▶ _TASK PROMPT_
Output the line containing "Read out every word on this page." and all subsequent lines of the listing below, copied exactly, with no other lines.

──────

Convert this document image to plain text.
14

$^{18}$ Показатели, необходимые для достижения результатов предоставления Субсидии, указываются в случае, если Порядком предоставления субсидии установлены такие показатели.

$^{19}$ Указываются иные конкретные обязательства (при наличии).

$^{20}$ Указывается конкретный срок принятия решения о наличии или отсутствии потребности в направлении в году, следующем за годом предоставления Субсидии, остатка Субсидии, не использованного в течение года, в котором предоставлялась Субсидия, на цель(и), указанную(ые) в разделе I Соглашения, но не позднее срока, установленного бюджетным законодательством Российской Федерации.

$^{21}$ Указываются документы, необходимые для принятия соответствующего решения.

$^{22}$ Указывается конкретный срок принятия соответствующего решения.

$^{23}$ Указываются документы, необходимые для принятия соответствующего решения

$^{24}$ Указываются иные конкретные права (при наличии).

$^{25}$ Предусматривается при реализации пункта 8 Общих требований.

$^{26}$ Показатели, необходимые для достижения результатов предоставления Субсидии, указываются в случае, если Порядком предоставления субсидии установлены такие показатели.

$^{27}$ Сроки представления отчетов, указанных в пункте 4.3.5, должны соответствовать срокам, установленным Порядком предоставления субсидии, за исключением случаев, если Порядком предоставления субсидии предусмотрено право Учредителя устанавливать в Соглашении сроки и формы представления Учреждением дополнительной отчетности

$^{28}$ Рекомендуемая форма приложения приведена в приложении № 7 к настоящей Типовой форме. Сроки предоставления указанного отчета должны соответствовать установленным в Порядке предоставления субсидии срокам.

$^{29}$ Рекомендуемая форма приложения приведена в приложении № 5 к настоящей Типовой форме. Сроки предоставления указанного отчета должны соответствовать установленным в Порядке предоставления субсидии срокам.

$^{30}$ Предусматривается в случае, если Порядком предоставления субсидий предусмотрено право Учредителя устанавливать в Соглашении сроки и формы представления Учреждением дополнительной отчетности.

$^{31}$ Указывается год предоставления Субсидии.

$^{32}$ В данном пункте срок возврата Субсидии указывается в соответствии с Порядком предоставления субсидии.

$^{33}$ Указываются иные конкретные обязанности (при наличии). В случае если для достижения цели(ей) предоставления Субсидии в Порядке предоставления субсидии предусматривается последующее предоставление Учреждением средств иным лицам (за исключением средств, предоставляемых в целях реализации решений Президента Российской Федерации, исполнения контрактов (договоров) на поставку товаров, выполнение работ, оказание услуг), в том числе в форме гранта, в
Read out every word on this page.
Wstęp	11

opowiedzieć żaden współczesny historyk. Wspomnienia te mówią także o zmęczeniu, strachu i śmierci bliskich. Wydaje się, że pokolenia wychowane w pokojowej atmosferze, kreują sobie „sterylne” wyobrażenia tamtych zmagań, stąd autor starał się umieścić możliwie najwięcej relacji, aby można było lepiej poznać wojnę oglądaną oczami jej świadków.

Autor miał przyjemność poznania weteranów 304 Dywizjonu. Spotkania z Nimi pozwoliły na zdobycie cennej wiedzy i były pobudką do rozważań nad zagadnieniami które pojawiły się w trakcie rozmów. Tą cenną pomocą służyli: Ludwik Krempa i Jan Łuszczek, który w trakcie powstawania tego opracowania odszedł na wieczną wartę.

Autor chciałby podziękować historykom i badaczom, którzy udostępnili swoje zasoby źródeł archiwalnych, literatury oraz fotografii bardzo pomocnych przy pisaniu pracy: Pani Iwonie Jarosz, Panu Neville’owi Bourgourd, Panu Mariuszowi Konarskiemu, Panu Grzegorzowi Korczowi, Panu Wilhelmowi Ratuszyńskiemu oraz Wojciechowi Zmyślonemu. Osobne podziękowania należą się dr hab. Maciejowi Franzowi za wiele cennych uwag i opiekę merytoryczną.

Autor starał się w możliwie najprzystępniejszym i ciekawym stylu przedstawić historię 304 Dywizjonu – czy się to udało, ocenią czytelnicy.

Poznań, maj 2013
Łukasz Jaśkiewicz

──────

▶ _IN RESPONSE_
Read out every word on this page.
Wstęp	11

opowiedzieć żaden współczesny historyk. Wspomnienia te mówią także o zmęczeniu, strachu i śmierci bliskich. Wydaje się, że pokolenia wychowane w pokojowej atmosferze, kreują sobie „sterylne” wyobrażenia tamtych zmagań, stąd autor starał się umieścić możliwie najwięcej relacji, aby można było lepiej poznać wojnę oglądaną oczami jej świadków.

Autor miał przyjemność poznania weteranów 304 Dywizjonu. Spotkania z Nimi pozwoliły na zdobycie cennej wiedzy i były pobudką do rozważań nad zagadnieniami które pojawiły się w trakcie rozmów. Tą cenną pomocą służyli: Ludwik Krempa i Jan Łuszczek, który w trakcie powstawania tego opracowania odszedł na wieczną wartę.

Autor chciałby podziękować historykom i badaczom, którzy udostępnili swoje zasoby źródeł archiwalnych, literatury oraz fotografii bardzo pomocnych przy pisaniu pracy: Pani Iwonie Jarosz, Panu Neville’owi Bourgourd, Panu Mariuszowi Konarskiemu, Panu Grzegorzowi Korczowi, Panu Wilhelmowi Ratuszyńskiemu oraz Wojciechowi Zmyślonemu. Osobne podziękowania należą się dr hab. Maciejowi Franzowi za wiele cennych uwag i opiekę merytoryczną.

Autor starał się w możliwie najprzystępniejszym i ciekawym stylu przedstawić historię 304 Dywizjonu – czy się to udało, ocenią czytelnicy.

Poznań, maj 2013
Łukasz Jaśkiewicz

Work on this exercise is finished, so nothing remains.